What is being asked
Gather from the material every line that contains the string "настоящего".

○ ○ ○ ○ ○

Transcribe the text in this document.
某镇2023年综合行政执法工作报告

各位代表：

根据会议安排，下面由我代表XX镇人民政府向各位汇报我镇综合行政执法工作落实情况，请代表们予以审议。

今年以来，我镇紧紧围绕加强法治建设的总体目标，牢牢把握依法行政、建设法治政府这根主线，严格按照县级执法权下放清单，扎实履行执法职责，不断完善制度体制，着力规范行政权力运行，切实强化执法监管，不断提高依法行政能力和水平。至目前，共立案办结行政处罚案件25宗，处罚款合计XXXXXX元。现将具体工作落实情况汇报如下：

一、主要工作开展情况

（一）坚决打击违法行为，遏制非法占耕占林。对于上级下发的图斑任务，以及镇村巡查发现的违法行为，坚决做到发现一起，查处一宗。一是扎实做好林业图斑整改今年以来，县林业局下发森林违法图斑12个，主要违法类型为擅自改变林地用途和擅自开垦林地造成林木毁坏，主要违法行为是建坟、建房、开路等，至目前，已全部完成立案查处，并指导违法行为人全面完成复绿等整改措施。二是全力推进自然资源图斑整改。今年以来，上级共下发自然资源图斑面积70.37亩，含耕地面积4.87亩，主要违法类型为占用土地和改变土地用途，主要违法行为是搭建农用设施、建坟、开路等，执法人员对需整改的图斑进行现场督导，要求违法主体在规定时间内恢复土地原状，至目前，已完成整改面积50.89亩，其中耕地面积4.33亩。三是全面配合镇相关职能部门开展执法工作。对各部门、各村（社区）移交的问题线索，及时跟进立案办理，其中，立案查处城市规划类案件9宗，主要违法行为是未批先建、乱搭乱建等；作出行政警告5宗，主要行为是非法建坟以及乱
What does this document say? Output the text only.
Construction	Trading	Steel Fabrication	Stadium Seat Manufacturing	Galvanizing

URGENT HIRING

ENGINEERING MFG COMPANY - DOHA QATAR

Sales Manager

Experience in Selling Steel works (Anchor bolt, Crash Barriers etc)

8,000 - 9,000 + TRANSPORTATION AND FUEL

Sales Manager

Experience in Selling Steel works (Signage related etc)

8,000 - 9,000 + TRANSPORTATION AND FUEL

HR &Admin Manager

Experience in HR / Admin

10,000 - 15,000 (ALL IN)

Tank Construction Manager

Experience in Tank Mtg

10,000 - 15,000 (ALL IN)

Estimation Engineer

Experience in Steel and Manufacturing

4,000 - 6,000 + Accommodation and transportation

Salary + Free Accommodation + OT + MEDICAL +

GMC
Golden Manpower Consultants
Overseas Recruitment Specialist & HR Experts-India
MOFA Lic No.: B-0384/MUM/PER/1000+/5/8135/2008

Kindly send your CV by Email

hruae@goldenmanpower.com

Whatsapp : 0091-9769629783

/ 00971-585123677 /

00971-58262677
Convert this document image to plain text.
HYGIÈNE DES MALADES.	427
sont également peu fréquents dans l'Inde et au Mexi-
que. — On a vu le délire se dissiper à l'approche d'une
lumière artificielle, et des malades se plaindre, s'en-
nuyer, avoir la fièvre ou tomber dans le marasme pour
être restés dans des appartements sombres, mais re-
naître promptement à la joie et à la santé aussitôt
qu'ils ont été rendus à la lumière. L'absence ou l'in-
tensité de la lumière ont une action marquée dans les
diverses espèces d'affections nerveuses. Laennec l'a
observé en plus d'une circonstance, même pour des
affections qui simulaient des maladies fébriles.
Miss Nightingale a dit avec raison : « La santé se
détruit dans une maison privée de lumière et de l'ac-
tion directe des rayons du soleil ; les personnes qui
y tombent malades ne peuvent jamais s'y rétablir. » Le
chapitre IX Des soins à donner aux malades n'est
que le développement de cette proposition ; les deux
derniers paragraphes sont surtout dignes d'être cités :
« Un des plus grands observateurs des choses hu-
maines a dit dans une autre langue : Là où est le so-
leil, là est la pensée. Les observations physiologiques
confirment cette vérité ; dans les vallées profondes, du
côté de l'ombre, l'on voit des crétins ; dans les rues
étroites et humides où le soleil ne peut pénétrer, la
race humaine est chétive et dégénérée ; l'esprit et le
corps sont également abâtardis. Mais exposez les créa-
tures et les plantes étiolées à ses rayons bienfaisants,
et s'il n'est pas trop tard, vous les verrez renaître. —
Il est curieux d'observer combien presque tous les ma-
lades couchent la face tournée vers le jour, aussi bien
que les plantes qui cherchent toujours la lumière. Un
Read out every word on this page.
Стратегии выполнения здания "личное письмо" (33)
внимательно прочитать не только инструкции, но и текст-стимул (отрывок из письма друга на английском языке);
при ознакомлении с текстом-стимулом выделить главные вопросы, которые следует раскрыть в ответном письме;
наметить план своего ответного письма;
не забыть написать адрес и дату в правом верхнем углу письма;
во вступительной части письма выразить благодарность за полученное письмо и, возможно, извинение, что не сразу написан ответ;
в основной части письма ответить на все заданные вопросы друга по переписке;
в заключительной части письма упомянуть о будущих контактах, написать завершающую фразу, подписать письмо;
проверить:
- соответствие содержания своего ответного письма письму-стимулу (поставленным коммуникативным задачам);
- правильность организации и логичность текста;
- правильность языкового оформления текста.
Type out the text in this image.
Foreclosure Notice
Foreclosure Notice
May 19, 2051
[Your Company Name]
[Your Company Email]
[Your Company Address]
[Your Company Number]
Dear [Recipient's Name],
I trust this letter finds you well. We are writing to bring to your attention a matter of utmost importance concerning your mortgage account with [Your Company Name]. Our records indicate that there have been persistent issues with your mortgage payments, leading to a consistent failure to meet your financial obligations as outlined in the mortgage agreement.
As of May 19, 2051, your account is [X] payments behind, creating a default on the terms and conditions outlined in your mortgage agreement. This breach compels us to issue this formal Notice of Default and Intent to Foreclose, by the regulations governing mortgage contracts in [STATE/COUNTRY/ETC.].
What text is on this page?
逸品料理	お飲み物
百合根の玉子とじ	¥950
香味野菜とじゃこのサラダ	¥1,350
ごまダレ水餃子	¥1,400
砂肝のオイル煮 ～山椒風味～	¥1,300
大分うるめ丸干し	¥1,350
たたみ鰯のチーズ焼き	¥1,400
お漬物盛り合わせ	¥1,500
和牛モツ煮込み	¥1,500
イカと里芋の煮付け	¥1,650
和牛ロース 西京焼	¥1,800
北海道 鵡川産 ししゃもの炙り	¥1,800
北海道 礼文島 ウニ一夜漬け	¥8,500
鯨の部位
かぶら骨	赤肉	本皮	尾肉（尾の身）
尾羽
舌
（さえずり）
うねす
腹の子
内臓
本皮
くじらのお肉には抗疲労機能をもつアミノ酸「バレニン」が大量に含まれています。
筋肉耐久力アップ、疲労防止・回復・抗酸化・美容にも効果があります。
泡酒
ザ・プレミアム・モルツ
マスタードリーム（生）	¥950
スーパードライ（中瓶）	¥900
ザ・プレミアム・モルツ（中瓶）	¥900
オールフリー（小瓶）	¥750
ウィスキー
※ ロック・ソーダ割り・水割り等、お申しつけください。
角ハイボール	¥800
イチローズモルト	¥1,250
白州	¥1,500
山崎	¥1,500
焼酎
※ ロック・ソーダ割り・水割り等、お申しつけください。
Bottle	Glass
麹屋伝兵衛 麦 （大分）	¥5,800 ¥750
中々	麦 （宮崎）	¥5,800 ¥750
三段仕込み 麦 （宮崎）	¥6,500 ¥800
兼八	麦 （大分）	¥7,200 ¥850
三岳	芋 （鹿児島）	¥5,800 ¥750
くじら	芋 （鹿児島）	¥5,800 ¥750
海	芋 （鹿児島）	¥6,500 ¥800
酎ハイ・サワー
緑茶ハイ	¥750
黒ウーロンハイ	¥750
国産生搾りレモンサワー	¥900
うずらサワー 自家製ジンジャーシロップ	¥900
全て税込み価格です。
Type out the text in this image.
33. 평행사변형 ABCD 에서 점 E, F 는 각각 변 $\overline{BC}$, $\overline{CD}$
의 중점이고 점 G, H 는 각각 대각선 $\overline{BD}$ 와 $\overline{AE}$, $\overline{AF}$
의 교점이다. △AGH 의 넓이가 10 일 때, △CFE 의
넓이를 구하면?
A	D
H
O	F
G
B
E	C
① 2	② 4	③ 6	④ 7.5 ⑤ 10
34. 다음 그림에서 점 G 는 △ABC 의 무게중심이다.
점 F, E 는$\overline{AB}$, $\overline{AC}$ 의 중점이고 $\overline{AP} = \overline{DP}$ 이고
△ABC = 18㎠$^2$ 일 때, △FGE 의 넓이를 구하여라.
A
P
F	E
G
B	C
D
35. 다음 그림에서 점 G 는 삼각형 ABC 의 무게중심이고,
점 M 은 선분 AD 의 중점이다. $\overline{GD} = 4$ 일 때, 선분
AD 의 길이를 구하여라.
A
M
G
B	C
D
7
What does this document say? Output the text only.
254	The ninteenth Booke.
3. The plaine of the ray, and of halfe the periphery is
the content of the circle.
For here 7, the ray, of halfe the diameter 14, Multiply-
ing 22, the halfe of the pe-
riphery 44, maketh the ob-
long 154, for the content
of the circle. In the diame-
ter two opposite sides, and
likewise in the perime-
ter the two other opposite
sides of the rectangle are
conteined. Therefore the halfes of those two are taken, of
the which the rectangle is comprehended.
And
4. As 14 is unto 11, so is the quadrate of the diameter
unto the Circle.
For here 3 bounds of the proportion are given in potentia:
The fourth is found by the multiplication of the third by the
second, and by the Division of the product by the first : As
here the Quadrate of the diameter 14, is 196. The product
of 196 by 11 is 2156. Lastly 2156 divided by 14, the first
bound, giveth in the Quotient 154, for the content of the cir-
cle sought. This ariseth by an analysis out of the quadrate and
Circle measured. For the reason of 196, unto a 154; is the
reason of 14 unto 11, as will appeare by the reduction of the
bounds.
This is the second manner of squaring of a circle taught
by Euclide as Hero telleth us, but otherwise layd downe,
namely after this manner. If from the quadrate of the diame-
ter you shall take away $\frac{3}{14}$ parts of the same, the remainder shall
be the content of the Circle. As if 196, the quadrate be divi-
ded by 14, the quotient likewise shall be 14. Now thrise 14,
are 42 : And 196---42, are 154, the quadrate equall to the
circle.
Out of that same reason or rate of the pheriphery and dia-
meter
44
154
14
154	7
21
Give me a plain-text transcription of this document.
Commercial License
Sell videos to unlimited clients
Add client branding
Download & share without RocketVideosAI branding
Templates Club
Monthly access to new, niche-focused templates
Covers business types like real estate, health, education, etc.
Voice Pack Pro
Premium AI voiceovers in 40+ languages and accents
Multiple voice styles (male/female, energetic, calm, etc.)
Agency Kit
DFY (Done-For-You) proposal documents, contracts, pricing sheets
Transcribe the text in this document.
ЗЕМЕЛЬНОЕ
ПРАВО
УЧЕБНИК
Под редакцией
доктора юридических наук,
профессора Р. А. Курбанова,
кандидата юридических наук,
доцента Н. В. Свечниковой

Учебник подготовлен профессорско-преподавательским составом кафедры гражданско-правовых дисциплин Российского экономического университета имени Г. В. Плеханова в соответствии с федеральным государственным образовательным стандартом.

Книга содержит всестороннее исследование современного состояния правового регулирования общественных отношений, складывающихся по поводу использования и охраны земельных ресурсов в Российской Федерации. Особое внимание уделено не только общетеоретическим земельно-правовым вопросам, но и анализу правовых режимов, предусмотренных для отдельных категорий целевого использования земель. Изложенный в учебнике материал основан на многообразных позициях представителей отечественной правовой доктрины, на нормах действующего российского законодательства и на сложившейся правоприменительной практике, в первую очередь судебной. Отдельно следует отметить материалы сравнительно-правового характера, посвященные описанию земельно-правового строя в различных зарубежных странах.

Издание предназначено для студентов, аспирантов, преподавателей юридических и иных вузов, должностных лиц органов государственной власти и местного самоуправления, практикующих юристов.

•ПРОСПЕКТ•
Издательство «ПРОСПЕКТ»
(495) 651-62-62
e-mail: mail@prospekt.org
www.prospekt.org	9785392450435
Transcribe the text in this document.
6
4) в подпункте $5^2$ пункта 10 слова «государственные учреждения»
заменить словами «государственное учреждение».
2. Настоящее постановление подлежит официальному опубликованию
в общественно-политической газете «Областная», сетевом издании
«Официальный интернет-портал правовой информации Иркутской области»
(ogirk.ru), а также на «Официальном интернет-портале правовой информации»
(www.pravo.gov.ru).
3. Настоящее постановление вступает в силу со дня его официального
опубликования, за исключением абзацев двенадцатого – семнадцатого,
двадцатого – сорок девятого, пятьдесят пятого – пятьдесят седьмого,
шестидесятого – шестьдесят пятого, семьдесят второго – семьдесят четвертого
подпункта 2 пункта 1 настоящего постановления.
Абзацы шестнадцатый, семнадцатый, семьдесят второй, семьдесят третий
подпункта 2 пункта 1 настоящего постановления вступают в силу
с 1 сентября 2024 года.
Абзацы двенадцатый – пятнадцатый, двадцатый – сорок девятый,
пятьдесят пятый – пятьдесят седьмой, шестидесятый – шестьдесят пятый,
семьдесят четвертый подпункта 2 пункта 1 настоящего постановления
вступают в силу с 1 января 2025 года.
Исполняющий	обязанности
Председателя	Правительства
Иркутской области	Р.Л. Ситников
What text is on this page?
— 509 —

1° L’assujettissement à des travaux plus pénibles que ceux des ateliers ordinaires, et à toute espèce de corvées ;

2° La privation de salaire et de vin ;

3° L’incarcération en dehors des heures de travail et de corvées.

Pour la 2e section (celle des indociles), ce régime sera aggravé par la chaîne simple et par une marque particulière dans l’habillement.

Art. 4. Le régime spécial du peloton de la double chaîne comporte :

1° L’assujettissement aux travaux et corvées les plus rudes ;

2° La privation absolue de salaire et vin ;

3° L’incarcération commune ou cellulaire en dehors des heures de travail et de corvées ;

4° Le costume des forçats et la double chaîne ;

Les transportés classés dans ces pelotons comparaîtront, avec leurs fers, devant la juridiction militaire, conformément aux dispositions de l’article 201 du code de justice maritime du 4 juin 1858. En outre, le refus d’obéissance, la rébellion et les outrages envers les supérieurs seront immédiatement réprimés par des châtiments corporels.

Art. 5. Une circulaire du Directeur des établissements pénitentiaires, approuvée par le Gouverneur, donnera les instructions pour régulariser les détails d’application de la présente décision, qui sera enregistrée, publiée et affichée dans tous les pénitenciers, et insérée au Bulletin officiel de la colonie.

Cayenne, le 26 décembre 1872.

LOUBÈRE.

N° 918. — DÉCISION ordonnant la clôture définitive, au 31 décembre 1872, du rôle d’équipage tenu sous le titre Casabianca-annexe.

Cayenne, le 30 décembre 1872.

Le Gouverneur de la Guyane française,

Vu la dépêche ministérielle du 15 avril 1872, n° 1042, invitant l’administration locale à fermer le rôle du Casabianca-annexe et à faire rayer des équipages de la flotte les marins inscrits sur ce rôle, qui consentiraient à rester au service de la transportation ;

○ ○ ○ ○ ○

Result of the exercise
подпункта 2 пункта 1 настоящего постановления.
подпункта 2 пункта 1 настоящего постановления вступают в силу
семьдесят четвертый подпункта 2 пункта 1 настоящего постановления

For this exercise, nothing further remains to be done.